Problems to solve –
1. Set down the part of the Gitanos Football Club text from "Reportedly founded in" to "for both sides.", word for word.
2. According to the Gitanos Football Club text, which ground was the club using by 1875?
3. Summarize the Gitanos Football Club text in two sentences.

Source text –
-----

Gitanos Football Club was an English association football club and one of the first members of the Football Association.

History

Reportedly founded in 1864, their name, Spanish for "gypsies", reflected that they had no home ground.  They appear to have mostly played away matches only until using Prince's Cricket Ground in Chelsea by 1875.

The team primarily consisted of Old Etonians and Old Carthusians (men who had attended Eton or Charterhouse).

The earliest known report of the club playing an external fixture dates from 1867.  As a "select" club, in an era before players concentrated their efforts on one club, the Gitanos enjoyed the ad hoc services of a number of prominent players of the day, such as Arthur Kinnaird, Edgar Lubbock, Albert Thompson, George Holden of the Clapham Rovers, and J.H. Giffard of the Civil Service. There was a particular overlap with the Wanderers as old boys of Eton and Charterhouse were eligible for both sides.

-----

Data extract –
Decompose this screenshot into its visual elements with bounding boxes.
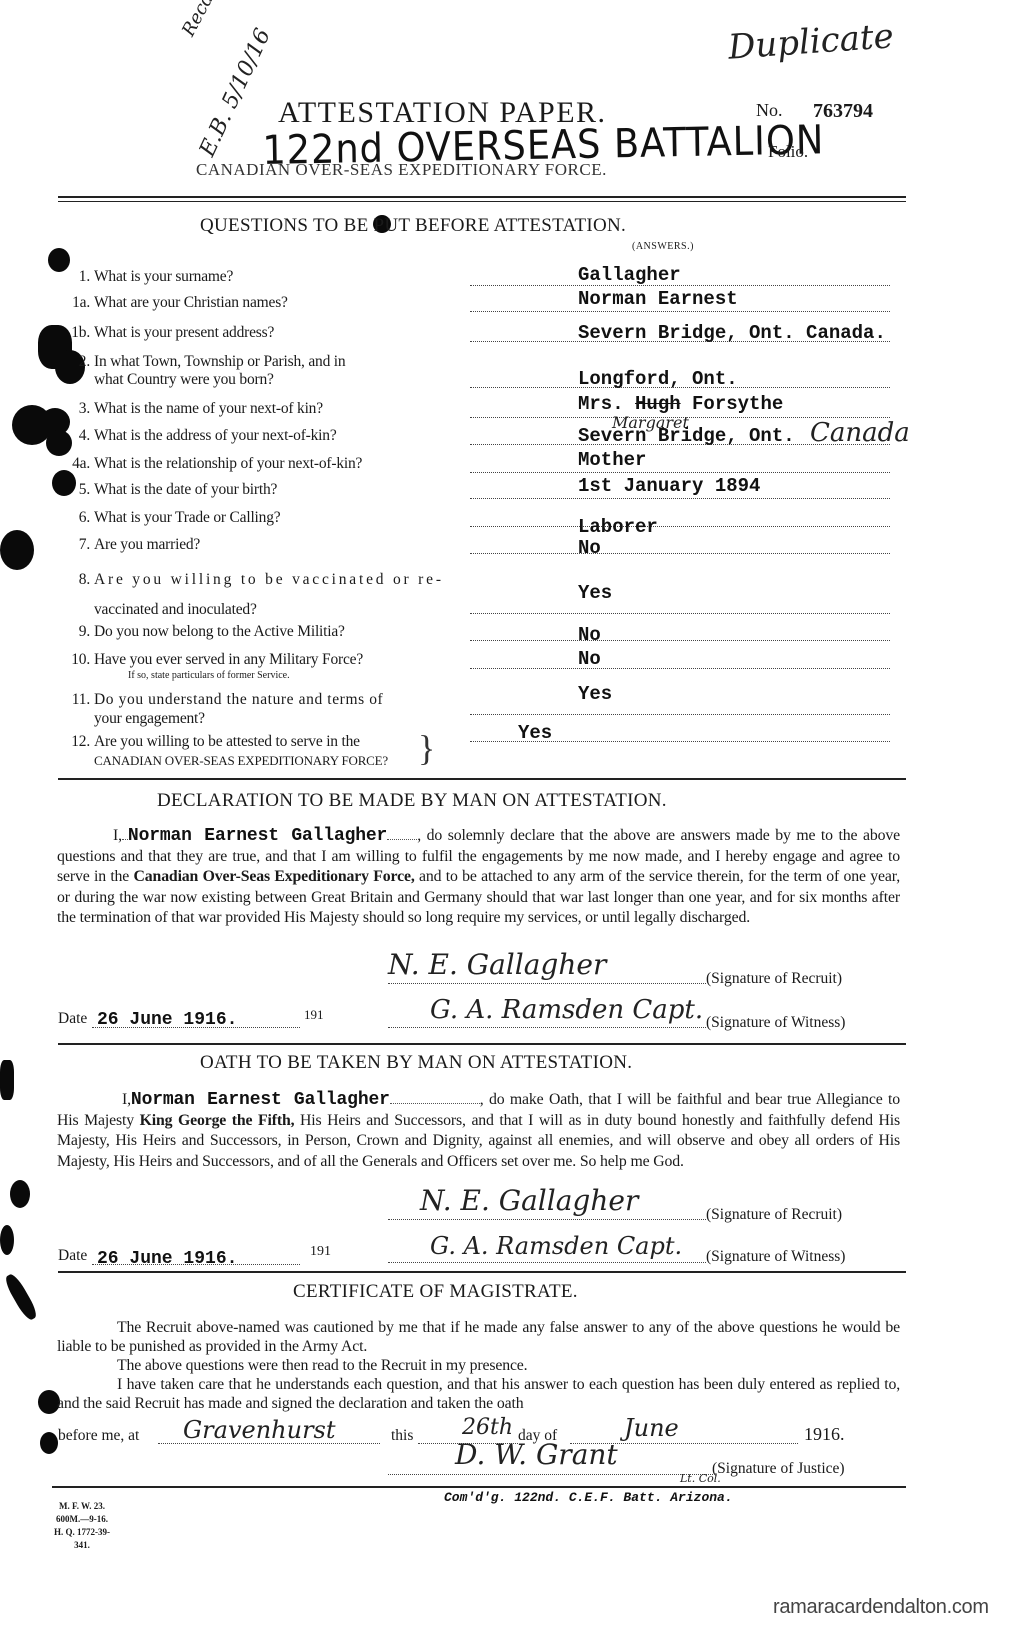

-----

Full solutions –
1.
Reportedly founded in 1864, their name, Spanish for "gypsies", reflected that they had no home ground.  They appear to have mostly played away matches only until using Prince's Cricket Ground in Chelsea by 1875.

The team primarily consisted of Old Etonians and Old Carthusians (men who had attended Eton or Charterhouse).

The earliest known report of the club playing an external fixture dates from 1867.  As a "select" club, in an era before players concentrated their efforts on one club, the Gitanos enjoyed the ad hoc services of a number of prominent players of the day, such as Arthur Kinnaird, Edgar Lubbock, Albert Thompson, George Holden of the Clapham Rovers, and J.H. Giffard of the Civil Service. There was a particular overlap with the Wanderers as old boys of Eton and Charterhouse were eligible for both sides.

2. Prince's Cricket Ground in Chelsea.

3. Gitanos Football Club was an English association football club and one of the first members of the Football Association, reportedly founded in 1864 and named with the Spanish word for "gypsies" because it had no home ground. Made up mainly of Old Etonians and Old Carthusians, it drew on prominent players of the day and overlapped particularly with the Wanderers.